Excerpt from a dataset
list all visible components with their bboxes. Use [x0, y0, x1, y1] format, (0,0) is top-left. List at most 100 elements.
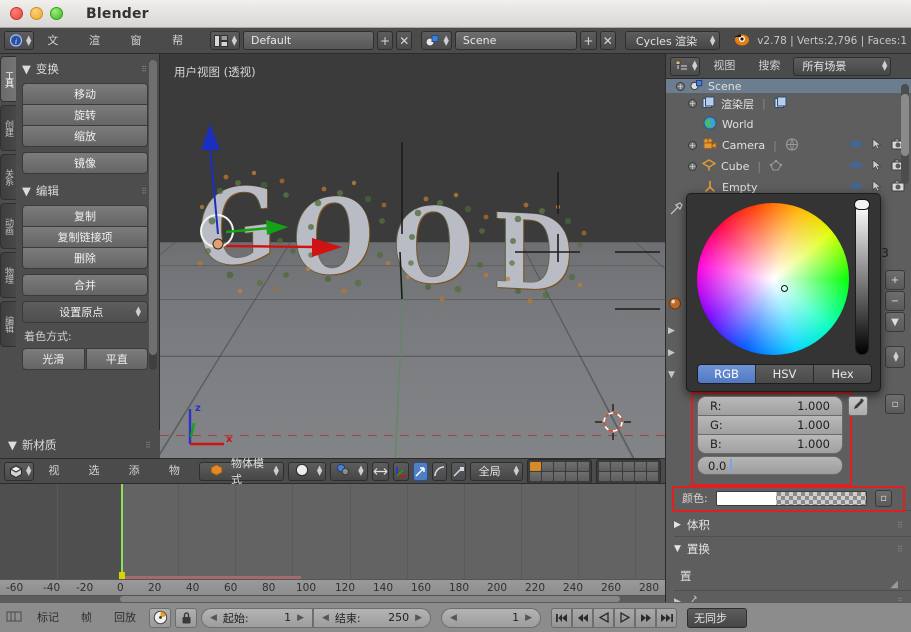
- renderlayer-data-icon[interactable]: [774, 96, 788, 112]
- add-screen-button[interactable]: +: [377, 31, 393, 50]
- value-slider[interactable]: [855, 203, 869, 355]
- expand-toggle-icon[interactable]: +: [688, 141, 697, 150]
- tool-tab-relations[interactable]: 关系: [0, 154, 16, 200]
- button-rotate[interactable]: 旋转: [22, 104, 148, 126]
- outliner-row-world[interactable]: World: [666, 114, 911, 135]
- triangle-right-icon[interactable]: ▶: [668, 326, 686, 336]
- 3d-viewport[interactable]: 用户视图 (透视) G O O D: [160, 54, 665, 458]
- panel-header-new-material[interactable]: ▼ 新材质 ⠿: [0, 430, 160, 458]
- scene-layers-second-group[interactable]: [596, 459, 661, 484]
- add-material-slot-button[interactable]: +: [885, 270, 905, 290]
- tool-tab-animation[interactable]: 动画: [0, 203, 16, 249]
- scene-name-field[interactable]: Scene: [455, 31, 577, 50]
- color-picker-popup[interactable]: RGB HSV Hex: [686, 193, 881, 392]
- editor-type-selector[interactable]: i ▲▼: [4, 31, 34, 50]
- panel-header-edit[interactable]: ▼ 编辑 ⠿: [22, 182, 148, 200]
- material-spinner-button[interactable]: ▲▼: [885, 346, 905, 368]
- panel-resize-corner-icon[interactable]: ◢: [890, 579, 898, 590]
- color-swatch[interactable]: [716, 491, 867, 506]
- chevron-right-icon[interactable]: ▶: [297, 613, 304, 623]
- timeline-editor-type-icon[interactable]: [6, 609, 24, 627]
- button-delete[interactable]: 删除: [22, 247, 148, 269]
- tab-hsv[interactable]: HSV: [756, 365, 814, 383]
- chevron-left-icon[interactable]: ◀: [450, 613, 457, 623]
- dropdown-set-origin[interactable]: 设置原点 ▲▼: [22, 301, 148, 323]
- button-shade-smooth[interactable]: 光滑: [22, 348, 85, 370]
- timeline-menu-playback[interactable]: 回放: [105, 608, 145, 628]
- button-join[interactable]: 合并: [22, 274, 148, 296]
- lock-icon[interactable]: [175, 608, 197, 628]
- tool-shelf-scrollbar[interactable]: [149, 60, 157, 370]
- button-duplicate[interactable]: 复制: [22, 205, 148, 227]
- timeline-playhead[interactable]: [121, 484, 123, 579]
- color-wheel[interactable]: [697, 203, 849, 355]
- chevron-left-icon[interactable]: ◀: [322, 613, 329, 623]
- button-duplicate-linked[interactable]: 复制链接项: [22, 226, 148, 248]
- eye-icon[interactable]: [849, 139, 863, 152]
- value-slider-knob[interactable]: [854, 199, 870, 210]
- color-animate-button[interactable]: ▫: [875, 490, 892, 507]
- button-scale[interactable]: 缩放: [22, 125, 148, 147]
- screen-layout-field[interactable]: Default: [243, 31, 374, 50]
- chevron-right-icon[interactable]: ▶: [525, 613, 532, 623]
- button-shade-flat[interactable]: 平直: [86, 348, 149, 370]
- outliner-row-cube[interactable]: + Cube |: [666, 156, 911, 177]
- timeline-menu-marker[interactable]: 标记: [28, 608, 68, 628]
- camera-data-icon[interactable]: [785, 138, 799, 154]
- vp-menu-view[interactable]: 视图: [38, 461, 74, 481]
- play-reverse-icon[interactable]: [593, 608, 614, 628]
- panel-header-volume[interactable]: ▶ 体积 ⠿: [666, 514, 911, 536]
- vp-menu-object[interactable]: 物体: [159, 461, 195, 481]
- alpha-slider[interactable]: 0.0: [697, 456, 843, 475]
- outliner-row-camera[interactable]: + Camera |: [666, 135, 911, 156]
- mesh-data-icon[interactable]: [769, 159, 783, 175]
- outliner-editor-type-selector[interactable]: ▲▼: [670, 57, 700, 76]
- outliner-editor[interactable]: ▲▼ 视图 搜索 所有场景 ▲▼ + Scene + 渲染层 |: [665, 54, 911, 198]
- window-maximize-button[interactable]: [50, 7, 63, 20]
- window-minimize-button[interactable]: [30, 7, 43, 20]
- vp-menu-add[interactable]: 添加: [119, 461, 155, 481]
- tool-tab-edit[interactable]: 编辑: [0, 301, 16, 347]
- expand-toggle-icon[interactable]: +: [688, 99, 697, 108]
- triangle-down-icon[interactable]: ▼: [668, 370, 686, 380]
- tool-tab-create[interactable]: 创建: [0, 105, 16, 151]
- pivot-point-dropdown[interactable]: ▲▼: [330, 462, 367, 481]
- chevron-left-icon[interactable]: ◀: [210, 613, 217, 623]
- scene-icon-button[interactable]: ▲▼: [421, 31, 451, 50]
- sync-mode-dropdown[interactable]: 无同步: [687, 608, 747, 628]
- screen-layout-icon-button[interactable]: ▲▼: [210, 31, 240, 50]
- menu-render[interactable]: 渲染: [79, 31, 118, 51]
- viewport-editor-type-selector[interactable]: ▲▼: [4, 462, 34, 481]
- panel-header-displacement[interactable]: ▼ 置换 ⠿: [666, 538, 911, 560]
- delete-screen-button[interactable]: ✕: [396, 31, 412, 50]
- expand-toggle-icon[interactable]: +: [676, 82, 685, 91]
- button-mirror[interactable]: 镜像: [22, 152, 148, 174]
- step-back-icon[interactable]: [572, 608, 593, 628]
- jump-to-end-icon[interactable]: [656, 608, 677, 628]
- tool-tab-physics[interactable]: 物理: [0, 252, 16, 298]
- render-engine-dropdown[interactable]: Cycles 渲染 ▲▼: [625, 31, 720, 50]
- transform-orientation-dropdown[interactable]: 全局 ▲▼: [470, 462, 523, 481]
- play-icon[interactable]: [614, 608, 635, 628]
- outliner-display-mode-dropdown[interactable]: 所有场景 ▲▼: [793, 57, 891, 76]
- outliner-row-renderlayers[interactable]: + 渲染层 |: [666, 93, 911, 114]
- button-move[interactable]: 移动: [22, 83, 148, 105]
- field-blue[interactable]: B: 1.000: [697, 434, 843, 454]
- color-wheel-cursor[interactable]: [781, 285, 788, 292]
- scale-manipulator-icon[interactable]: [451, 462, 466, 481]
- end-frame-field[interactable]: ◀ 结束: 250 ▶: [313, 608, 431, 628]
- cursor-arrow-icon[interactable]: [872, 159, 882, 174]
- menu-window[interactable]: 窗口: [121, 31, 160, 51]
- scene-layers-first-group[interactable]: [527, 459, 592, 484]
- step-forward-icon[interactable]: [635, 608, 656, 628]
- expand-toggle-icon[interactable]: +: [688, 162, 697, 171]
- auto-key-icon[interactable]: [149, 608, 171, 628]
- vp-menu-select[interactable]: 选择: [79, 461, 115, 481]
- pivot-manipulate-individual-button[interactable]: [372, 462, 389, 481]
- triangle-right-icon[interactable]: ▶: [668, 348, 686, 358]
- tool-tab-tools[interactable]: 工具: [0, 56, 16, 102]
- material-tab-icon[interactable]: [668, 296, 686, 314]
- current-frame-field[interactable]: ◀ 1 ▶: [441, 608, 541, 628]
- eye-icon[interactable]: [849, 160, 863, 173]
- color-extra-button[interactable]: ▫: [885, 394, 905, 414]
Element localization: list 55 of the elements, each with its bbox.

Written exercise: Change "elements" to "items" everywhere it appears in the entries above and write them out again with nothing else altered. Omit the pictures from your answer.

Output for this task:
list all visible components with their bboxes. Use [x0, y0, x1, y1] format, (0,0) is top-left. List at most 100 items.
- renderlayer-data-icon[interactable]: [774, 96, 788, 112]
- add-screen-button[interactable]: +: [377, 31, 393, 50]
- value-slider[interactable]: [855, 203, 869, 355]
- expand-toggle-icon[interactable]: +: [688, 141, 697, 150]
- tool-tab-relations[interactable]: 关系: [0, 154, 16, 200]
- button-rotate[interactable]: 旋转: [22, 104, 148, 126]
- outliner-row-world[interactable]: World: [666, 114, 911, 135]
- triangle-right-icon[interactable]: ▶: [668, 326, 686, 336]
- 3d-viewport[interactable]: 用户视图 (透视) G O O D: [160, 54, 665, 458]
- panel-header-new-material[interactable]: ▼ 新材质 ⠿: [0, 430, 160, 458]
- scene-layers-second-group[interactable]: [596, 459, 661, 484]
- add-material-slot-button[interactable]: +: [885, 270, 905, 290]
- tool-tab-animation[interactable]: 动画: [0, 203, 16, 249]
- scene-name-field[interactable]: Scene: [455, 31, 577, 50]
- color-picker-popup[interactable]: RGB HSV Hex: [686, 193, 881, 392]
- editor-type-selector[interactable]: i ▲▼: [4, 31, 34, 50]
- panel-header-edit[interactable]: ▼ 编辑 ⠿: [22, 182, 148, 200]
- material-spinner-button[interactable]: ▲▼: [885, 346, 905, 368]
- panel-resize-corner-icon[interactable]: ◢: [890, 579, 898, 590]
- color-swatch[interactable]: [716, 491, 867, 506]
- chevron-right-icon[interactable]: ▶: [297, 613, 304, 623]
- timeline-editor-type-icon[interactable]: [6, 609, 24, 627]
- button-delete[interactable]: 删除: [22, 247, 148, 269]
- tab-hsv[interactable]: HSV: [756, 365, 814, 383]
- chevron-left-icon[interactable]: ◀: [450, 613, 457, 623]
- dropdown-set-origin[interactable]: 设置原点 ▲▼: [22, 301, 148, 323]
- button-shade-smooth[interactable]: 光滑: [22, 348, 85, 370]
- timeline-menu-playback[interactable]: 回放: [105, 608, 145, 628]
- button-join[interactable]: 合并: [22, 274, 148, 296]
- lock-icon[interactable]: [175, 608, 197, 628]
- tool-shelf-scrollbar[interactable]: [149, 60, 157, 370]
- button-duplicate[interactable]: 复制: [22, 205, 148, 227]
- timeline-playhead[interactable]: [121, 484, 123, 579]
- color-wheel[interactable]: [697, 203, 849, 355]
- chevron-left-icon[interactable]: ◀: [322, 613, 329, 623]
- button-duplicate-linked[interactable]: 复制链接项: [22, 226, 148, 248]
- eye-icon[interactable]: [849, 139, 863, 152]
- value-slider-knob[interactable]: [854, 199, 870, 210]
- color-animate-button[interactable]: ▫: [875, 490, 892, 507]
- button-scale[interactable]: 缩放: [22, 125, 148, 147]
- screen-layout-field[interactable]: Default: [243, 31, 374, 50]
- chevron-right-icon[interactable]: ▶: [525, 613, 532, 623]
- button-shade-flat[interactable]: 平直: [86, 348, 149, 370]
- outliner-row-cube[interactable]: + Cube |: [666, 156, 911, 177]
- timeline-menu-marker[interactable]: 标记: [28, 608, 68, 628]
- camera-data-icon[interactable]: [785, 138, 799, 154]
- vp-menu-view[interactable]: 视图: [38, 461, 74, 481]
- play-reverse-icon[interactable]: [593, 608, 614, 628]
- panel-header-volume[interactable]: ▶ 体积 ⠿: [666, 514, 911, 536]
- vp-menu-object[interactable]: 物体: [159, 461, 195, 481]
- alpha-slider[interactable]: 0.0: [697, 456, 843, 475]
- outliner-row-camera[interactable]: + Camera |: [666, 135, 911, 156]
- mesh-data-icon[interactable]: [769, 159, 783, 175]
- outliner-editor-type-selector[interactable]: ▲▼: [670, 57, 700, 76]
- outliner-editor[interactable]: ▲▼ 视图 搜索 所有场景 ▲▼ + Scene + 渲染层 |: [665, 54, 911, 198]
- window-maximize-button[interactable]: [50, 7, 63, 20]
- window-minimize-button[interactable]: [30, 7, 43, 20]
- vp-menu-add[interactable]: 添加: [119, 461, 155, 481]
- tool-tab-edit[interactable]: 编辑: [0, 301, 16, 347]
- expand-toggle-icon[interactable]: +: [688, 99, 697, 108]
- triangle-down-icon[interactable]: ▼: [668, 370, 686, 380]
- tool-tab-create[interactable]: 创建: [0, 105, 16, 151]
- pivot-point-dropdown[interactable]: ▲▼: [330, 462, 367, 481]
- chevron-left-icon[interactable]: ◀: [210, 613, 217, 623]
- scene-icon-button[interactable]: ▲▼: [421, 31, 451, 50]
- sync-mode-dropdown[interactable]: 无同步: [687, 608, 747, 628]
- screen-layout-icon-button[interactable]: ▲▼: [210, 31, 240, 50]
- menu-render[interactable]: 渲染: [79, 31, 118, 51]
- viewport-editor-type-selector[interactable]: ▲▼: [4, 462, 34, 481]
- panel-header-displacement[interactable]: ▼ 置换 ⠿: [666, 538, 911, 560]
- delete-screen-button[interactable]: ✕: [396, 31, 412, 50]
- expand-toggle-icon[interactable]: +: [676, 82, 685, 91]
- button-mirror[interactable]: 镜像: [22, 152, 148, 174]
- step-back-icon[interactable]: [572, 608, 593, 628]
- jump-to-end-icon[interactable]: [656, 608, 677, 628]
- tool-tab-physics[interactable]: 物理: [0, 252, 16, 298]
- render-engine-dropdown[interactable]: Cycles 渲染 ▲▼: [625, 31, 720, 50]
- transform-orientation-dropdown[interactable]: 全局 ▲▼: [470, 462, 523, 481]
- play-icon[interactable]: [614, 608, 635, 628]
- outliner-display-mode-dropdown[interactable]: 所有场景 ▲▼: [793, 57, 891, 76]
- outliner-row-renderlayers[interactable]: + 渲染层 |: [666, 93, 911, 114]
- button-move[interactable]: 移动: [22, 83, 148, 105]
- field-blue[interactable]: B: 1.000: [697, 434, 843, 454]
- color-wheel-cursor[interactable]: [781, 285, 788, 292]
- scale-manipulator-icon[interactable]: [451, 462, 466, 481]
- end-frame-field[interactable]: ◀ 结束: 250 ▶: [313, 608, 431, 628]
- cursor-arrow-icon[interactable]: [872, 159, 882, 174]
- menu-window[interactable]: 窗口: [121, 31, 160, 51]
- scene-layers-first-group[interactable]: [527, 459, 592, 484]
- step-forward-icon[interactable]: [635, 608, 656, 628]
- expand-toggle-icon[interactable]: +: [688, 162, 697, 171]
- auto-key-icon[interactable]: [149, 608, 171, 628]
- vp-menu-select[interactable]: 选择: [79, 461, 115, 481]
- pivot-manipulate-individual-button[interactable]: [372, 462, 389, 481]
- triangle-right-icon[interactable]: ▶: [668, 348, 686, 358]
- tool-tab-tools[interactable]: 工具: [0, 56, 16, 102]
- material-tab-icon[interactable]: [668, 296, 686, 314]
- current-frame-field[interactable]: ◀ 1 ▶: [441, 608, 541, 628]
- eye-icon[interactable]: [849, 160, 863, 173]
- color-extra-button[interactable]: ▫: [885, 394, 905, 414]
Element localization: list 55 of the items, each with its bbox.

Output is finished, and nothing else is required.